■ INPUT DATA
________________________________________
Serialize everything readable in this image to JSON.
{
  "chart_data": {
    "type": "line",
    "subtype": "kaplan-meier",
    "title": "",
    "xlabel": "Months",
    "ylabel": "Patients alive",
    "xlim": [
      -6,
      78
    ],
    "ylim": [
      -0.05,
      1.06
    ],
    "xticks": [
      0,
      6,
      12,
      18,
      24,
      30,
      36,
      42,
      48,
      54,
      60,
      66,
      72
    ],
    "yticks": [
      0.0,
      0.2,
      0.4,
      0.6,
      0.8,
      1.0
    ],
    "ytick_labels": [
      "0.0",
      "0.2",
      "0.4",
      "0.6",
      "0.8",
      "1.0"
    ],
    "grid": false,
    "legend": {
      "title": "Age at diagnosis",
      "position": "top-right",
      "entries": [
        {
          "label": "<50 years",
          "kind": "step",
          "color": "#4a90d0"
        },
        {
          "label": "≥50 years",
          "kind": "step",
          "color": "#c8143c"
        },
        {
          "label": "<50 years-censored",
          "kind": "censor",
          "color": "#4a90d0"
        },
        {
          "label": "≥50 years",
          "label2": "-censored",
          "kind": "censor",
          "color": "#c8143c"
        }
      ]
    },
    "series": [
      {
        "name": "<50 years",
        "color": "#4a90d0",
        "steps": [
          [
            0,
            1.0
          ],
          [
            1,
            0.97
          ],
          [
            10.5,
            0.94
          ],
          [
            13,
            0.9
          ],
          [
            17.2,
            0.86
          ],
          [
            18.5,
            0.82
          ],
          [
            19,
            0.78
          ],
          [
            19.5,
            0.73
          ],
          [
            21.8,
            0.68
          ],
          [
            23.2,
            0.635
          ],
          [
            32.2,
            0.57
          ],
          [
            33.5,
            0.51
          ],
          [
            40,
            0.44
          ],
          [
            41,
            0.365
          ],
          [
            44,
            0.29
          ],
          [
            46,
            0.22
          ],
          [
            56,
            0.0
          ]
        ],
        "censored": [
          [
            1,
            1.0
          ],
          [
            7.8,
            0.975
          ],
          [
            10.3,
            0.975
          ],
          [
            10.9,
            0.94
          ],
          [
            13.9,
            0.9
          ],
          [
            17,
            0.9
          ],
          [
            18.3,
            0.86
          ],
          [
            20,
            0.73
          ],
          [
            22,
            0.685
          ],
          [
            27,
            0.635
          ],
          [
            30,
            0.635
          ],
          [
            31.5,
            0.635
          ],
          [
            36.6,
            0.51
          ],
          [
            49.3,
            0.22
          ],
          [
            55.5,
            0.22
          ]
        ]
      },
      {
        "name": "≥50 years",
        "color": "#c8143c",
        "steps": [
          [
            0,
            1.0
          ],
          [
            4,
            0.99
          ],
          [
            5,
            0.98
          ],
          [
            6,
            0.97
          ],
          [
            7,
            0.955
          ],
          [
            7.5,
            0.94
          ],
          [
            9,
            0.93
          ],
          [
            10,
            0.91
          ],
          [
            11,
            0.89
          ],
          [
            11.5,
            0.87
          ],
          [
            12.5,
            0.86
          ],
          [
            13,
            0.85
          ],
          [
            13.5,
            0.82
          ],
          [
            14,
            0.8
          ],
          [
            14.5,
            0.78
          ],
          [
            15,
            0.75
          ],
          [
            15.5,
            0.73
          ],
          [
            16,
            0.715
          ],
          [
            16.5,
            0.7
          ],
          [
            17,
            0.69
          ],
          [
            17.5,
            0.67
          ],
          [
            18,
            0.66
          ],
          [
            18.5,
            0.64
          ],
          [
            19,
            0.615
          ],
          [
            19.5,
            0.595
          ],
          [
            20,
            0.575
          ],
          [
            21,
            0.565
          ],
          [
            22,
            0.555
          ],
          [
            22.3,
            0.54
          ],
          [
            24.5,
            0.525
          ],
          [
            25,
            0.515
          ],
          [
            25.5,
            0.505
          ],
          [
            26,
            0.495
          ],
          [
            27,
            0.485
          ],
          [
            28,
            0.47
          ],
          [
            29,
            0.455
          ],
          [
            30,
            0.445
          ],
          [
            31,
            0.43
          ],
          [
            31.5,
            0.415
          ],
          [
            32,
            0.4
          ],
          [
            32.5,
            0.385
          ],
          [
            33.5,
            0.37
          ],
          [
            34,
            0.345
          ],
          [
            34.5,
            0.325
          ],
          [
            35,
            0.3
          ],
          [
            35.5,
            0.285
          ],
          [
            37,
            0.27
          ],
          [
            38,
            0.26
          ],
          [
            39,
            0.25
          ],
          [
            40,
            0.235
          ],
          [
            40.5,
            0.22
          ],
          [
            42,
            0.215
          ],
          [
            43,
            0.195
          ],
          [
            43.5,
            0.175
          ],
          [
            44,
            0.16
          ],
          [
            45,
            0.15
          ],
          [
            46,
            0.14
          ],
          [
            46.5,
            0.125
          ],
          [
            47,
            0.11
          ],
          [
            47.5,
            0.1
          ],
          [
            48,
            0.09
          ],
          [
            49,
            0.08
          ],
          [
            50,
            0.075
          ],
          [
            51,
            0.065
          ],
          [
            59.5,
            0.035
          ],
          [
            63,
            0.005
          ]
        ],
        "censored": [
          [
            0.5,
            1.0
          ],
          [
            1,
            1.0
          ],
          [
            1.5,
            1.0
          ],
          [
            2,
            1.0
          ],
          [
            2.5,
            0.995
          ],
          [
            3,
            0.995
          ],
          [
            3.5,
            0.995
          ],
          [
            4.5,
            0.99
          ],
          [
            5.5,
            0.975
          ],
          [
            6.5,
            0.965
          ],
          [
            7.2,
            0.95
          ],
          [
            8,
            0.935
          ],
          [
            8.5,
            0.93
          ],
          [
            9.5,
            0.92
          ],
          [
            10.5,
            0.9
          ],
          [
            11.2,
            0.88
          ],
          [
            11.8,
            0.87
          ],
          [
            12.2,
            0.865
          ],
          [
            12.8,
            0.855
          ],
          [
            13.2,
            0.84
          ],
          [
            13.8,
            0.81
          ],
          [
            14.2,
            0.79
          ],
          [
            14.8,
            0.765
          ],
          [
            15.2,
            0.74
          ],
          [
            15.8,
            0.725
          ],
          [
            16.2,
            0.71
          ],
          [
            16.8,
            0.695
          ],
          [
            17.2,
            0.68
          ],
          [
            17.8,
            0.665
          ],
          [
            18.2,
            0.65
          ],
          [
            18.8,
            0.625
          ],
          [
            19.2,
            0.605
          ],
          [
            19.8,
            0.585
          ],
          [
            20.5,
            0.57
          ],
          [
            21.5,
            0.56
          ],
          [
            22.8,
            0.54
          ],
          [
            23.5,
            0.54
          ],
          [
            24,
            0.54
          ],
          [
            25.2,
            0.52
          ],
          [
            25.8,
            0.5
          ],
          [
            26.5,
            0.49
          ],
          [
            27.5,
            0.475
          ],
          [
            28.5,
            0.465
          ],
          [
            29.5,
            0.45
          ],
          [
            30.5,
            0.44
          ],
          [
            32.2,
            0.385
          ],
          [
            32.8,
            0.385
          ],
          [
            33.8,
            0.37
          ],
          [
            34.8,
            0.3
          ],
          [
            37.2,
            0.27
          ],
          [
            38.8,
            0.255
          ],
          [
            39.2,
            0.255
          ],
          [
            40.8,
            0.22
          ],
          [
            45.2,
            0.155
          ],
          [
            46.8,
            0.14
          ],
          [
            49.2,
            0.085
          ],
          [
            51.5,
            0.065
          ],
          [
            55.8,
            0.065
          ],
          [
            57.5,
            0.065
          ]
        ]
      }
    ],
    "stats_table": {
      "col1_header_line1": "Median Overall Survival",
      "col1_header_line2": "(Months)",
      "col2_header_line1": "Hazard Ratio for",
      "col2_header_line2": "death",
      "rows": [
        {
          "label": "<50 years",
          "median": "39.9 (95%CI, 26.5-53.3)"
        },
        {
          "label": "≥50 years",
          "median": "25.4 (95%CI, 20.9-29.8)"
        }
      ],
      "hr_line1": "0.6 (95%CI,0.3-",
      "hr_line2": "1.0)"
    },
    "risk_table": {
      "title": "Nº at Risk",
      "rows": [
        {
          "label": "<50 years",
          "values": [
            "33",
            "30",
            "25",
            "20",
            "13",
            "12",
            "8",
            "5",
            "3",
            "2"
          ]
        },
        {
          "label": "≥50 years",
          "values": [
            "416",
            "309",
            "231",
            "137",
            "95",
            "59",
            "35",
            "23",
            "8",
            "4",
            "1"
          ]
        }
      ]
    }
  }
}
________________________________________
■ ACTIVITY
The expected answer is a copy of each line in the listing above that contains "title".

■ RESPONSE TO THE EXERCISE
    "title": "",
      "title": "Age at diagnosis",
      "title": "Nº at Risk",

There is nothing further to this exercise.